## BEGIN Record set
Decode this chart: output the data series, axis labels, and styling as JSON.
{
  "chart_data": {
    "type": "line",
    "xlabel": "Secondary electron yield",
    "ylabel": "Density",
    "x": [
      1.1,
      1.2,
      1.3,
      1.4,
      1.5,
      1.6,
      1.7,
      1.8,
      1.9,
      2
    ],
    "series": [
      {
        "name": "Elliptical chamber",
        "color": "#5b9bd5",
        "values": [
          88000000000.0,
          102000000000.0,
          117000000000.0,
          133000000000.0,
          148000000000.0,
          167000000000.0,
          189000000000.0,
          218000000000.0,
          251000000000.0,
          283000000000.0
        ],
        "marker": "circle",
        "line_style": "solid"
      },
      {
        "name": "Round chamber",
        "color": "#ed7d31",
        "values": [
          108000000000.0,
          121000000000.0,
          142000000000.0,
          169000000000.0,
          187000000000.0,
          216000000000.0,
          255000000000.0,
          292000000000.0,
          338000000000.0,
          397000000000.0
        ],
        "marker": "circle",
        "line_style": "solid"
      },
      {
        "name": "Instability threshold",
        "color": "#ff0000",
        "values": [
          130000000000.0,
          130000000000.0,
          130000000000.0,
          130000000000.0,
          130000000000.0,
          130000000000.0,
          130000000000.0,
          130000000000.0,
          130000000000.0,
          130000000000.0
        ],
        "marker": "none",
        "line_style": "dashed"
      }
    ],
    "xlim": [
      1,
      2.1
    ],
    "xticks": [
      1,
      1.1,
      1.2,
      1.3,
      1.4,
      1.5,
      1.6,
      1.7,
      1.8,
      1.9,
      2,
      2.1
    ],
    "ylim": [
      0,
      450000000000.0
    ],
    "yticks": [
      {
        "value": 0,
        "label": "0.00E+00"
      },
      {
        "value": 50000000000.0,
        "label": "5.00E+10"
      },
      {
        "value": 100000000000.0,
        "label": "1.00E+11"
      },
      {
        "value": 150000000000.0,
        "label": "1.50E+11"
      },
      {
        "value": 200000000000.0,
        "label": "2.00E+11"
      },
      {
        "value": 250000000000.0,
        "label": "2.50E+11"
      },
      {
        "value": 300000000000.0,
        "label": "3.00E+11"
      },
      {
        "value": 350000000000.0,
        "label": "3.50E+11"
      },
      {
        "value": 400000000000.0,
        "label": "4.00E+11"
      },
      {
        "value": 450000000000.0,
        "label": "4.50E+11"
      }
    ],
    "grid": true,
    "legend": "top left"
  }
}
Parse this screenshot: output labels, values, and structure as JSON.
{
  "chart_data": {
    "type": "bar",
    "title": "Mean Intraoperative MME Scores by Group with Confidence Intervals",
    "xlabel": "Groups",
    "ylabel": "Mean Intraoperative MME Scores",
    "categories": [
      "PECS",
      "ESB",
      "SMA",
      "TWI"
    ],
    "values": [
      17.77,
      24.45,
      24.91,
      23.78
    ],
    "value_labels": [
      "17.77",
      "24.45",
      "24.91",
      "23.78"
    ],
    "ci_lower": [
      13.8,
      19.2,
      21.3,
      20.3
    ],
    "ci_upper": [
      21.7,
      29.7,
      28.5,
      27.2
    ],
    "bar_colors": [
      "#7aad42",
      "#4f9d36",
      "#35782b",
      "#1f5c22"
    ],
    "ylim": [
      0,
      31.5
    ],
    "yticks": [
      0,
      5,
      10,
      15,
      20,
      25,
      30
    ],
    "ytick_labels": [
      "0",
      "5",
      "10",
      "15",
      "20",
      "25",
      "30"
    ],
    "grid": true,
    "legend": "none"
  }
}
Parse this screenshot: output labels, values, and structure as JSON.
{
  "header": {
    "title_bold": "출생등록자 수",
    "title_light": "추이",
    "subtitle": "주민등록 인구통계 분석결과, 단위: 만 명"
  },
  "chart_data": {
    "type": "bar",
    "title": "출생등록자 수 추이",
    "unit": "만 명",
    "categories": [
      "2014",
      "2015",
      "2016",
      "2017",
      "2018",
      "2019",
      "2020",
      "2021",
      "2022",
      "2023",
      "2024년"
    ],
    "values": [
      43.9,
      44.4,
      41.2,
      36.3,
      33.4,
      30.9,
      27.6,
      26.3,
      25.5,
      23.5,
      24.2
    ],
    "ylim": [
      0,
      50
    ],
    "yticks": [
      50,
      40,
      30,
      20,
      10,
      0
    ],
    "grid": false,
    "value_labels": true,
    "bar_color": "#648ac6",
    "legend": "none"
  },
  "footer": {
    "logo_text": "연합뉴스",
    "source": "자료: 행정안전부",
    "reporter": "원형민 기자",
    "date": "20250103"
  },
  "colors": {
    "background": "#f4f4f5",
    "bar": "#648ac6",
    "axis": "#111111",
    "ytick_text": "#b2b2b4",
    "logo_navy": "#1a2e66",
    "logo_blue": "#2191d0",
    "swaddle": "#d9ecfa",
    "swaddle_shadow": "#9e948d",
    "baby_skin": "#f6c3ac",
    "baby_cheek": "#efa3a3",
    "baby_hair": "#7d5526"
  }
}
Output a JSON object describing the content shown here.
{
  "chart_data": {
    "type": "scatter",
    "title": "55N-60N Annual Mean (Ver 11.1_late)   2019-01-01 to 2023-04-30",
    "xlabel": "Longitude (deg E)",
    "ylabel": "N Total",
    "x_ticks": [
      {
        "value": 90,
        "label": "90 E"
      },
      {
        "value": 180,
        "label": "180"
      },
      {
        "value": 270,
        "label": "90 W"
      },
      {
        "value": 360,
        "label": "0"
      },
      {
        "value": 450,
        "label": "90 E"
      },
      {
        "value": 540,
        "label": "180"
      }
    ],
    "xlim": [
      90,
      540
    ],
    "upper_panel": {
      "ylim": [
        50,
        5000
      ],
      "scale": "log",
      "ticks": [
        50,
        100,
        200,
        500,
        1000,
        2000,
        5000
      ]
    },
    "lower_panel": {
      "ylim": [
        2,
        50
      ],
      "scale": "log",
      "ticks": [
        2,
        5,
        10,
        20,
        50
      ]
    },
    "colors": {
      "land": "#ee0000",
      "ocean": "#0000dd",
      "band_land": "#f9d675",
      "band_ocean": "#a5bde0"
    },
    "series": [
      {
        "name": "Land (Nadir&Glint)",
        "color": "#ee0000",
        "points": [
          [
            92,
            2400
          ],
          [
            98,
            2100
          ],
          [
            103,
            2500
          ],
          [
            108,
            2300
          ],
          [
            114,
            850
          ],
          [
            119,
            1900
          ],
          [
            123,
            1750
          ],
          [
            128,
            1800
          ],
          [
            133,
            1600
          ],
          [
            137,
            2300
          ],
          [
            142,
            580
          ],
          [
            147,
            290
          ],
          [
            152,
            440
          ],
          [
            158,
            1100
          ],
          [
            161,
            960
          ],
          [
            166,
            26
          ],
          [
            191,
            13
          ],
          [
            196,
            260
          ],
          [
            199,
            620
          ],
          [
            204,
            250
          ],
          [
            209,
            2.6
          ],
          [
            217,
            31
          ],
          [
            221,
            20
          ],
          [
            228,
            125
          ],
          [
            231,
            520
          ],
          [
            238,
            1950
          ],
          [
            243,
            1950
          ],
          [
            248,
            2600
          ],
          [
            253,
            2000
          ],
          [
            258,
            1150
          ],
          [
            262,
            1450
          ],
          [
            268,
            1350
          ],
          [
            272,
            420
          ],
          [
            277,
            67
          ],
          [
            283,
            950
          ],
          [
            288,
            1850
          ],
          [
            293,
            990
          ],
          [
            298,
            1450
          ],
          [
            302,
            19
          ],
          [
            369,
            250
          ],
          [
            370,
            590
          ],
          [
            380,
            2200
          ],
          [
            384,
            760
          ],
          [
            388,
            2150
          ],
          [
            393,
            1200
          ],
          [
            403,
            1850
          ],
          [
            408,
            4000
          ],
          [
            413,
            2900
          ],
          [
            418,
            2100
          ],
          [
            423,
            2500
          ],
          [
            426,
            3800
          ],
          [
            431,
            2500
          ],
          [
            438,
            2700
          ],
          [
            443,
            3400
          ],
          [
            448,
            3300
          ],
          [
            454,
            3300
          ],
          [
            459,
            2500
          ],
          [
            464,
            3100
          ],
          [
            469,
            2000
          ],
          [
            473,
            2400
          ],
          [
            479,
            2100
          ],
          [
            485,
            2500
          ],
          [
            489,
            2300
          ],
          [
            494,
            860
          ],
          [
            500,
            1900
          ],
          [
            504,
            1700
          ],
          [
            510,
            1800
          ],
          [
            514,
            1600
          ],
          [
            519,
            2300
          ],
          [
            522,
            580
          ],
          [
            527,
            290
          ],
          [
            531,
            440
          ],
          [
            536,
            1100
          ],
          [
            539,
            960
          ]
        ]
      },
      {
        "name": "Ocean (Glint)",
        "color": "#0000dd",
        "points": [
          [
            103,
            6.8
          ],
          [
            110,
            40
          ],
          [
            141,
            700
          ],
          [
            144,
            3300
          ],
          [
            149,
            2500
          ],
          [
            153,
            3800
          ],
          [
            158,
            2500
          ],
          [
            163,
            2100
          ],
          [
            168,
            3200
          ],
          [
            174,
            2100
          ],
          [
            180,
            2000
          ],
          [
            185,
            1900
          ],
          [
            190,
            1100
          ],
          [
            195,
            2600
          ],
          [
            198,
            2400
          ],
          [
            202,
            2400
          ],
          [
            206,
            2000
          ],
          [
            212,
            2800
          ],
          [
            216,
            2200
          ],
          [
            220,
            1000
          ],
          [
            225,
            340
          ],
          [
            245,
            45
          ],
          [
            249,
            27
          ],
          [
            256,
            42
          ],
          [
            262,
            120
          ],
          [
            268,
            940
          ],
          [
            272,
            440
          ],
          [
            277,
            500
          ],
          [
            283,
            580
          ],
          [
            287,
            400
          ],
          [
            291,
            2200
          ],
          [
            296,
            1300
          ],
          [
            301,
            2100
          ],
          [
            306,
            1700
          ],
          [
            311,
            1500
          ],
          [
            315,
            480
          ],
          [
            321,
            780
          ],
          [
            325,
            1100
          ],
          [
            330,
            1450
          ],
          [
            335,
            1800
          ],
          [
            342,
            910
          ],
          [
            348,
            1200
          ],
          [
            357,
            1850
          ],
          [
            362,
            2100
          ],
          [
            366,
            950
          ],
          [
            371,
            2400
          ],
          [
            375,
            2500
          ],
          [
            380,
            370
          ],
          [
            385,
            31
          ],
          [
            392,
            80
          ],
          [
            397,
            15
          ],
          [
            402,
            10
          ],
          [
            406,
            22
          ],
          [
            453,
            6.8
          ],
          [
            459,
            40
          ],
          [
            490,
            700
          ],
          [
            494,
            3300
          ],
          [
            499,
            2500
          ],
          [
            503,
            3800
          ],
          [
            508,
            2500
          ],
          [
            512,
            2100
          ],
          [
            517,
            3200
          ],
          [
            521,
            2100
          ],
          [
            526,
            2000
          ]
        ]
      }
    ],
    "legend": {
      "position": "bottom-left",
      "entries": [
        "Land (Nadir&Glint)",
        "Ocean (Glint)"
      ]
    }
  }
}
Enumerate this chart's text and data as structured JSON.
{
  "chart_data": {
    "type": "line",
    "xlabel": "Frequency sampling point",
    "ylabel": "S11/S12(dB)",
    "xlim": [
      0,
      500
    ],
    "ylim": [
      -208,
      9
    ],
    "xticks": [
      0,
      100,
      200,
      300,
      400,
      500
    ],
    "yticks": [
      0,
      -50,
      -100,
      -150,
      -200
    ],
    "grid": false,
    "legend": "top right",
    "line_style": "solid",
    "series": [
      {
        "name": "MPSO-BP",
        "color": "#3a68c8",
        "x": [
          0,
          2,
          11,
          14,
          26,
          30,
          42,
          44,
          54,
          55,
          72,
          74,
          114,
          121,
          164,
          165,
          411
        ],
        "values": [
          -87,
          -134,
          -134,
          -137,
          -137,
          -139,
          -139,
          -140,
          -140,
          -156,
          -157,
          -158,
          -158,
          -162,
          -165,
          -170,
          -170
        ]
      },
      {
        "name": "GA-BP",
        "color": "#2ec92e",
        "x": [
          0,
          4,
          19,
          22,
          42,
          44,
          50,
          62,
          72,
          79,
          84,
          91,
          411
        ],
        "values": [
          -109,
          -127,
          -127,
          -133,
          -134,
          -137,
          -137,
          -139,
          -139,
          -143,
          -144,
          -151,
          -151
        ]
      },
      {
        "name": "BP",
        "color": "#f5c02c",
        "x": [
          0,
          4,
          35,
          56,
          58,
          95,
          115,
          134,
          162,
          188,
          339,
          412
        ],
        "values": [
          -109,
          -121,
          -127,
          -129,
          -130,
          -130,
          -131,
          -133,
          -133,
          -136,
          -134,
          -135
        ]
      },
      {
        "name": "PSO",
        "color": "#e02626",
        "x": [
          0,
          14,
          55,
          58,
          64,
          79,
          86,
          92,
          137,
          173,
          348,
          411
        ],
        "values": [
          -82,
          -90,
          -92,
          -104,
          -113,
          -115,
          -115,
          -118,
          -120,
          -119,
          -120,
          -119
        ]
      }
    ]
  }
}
## END Record set
* **Given request**:
Return all lines containing "axis".

* **The solution**:
Decode this chart: output the data series, axis labels, and styling as JSON.
    "axis": "#111111",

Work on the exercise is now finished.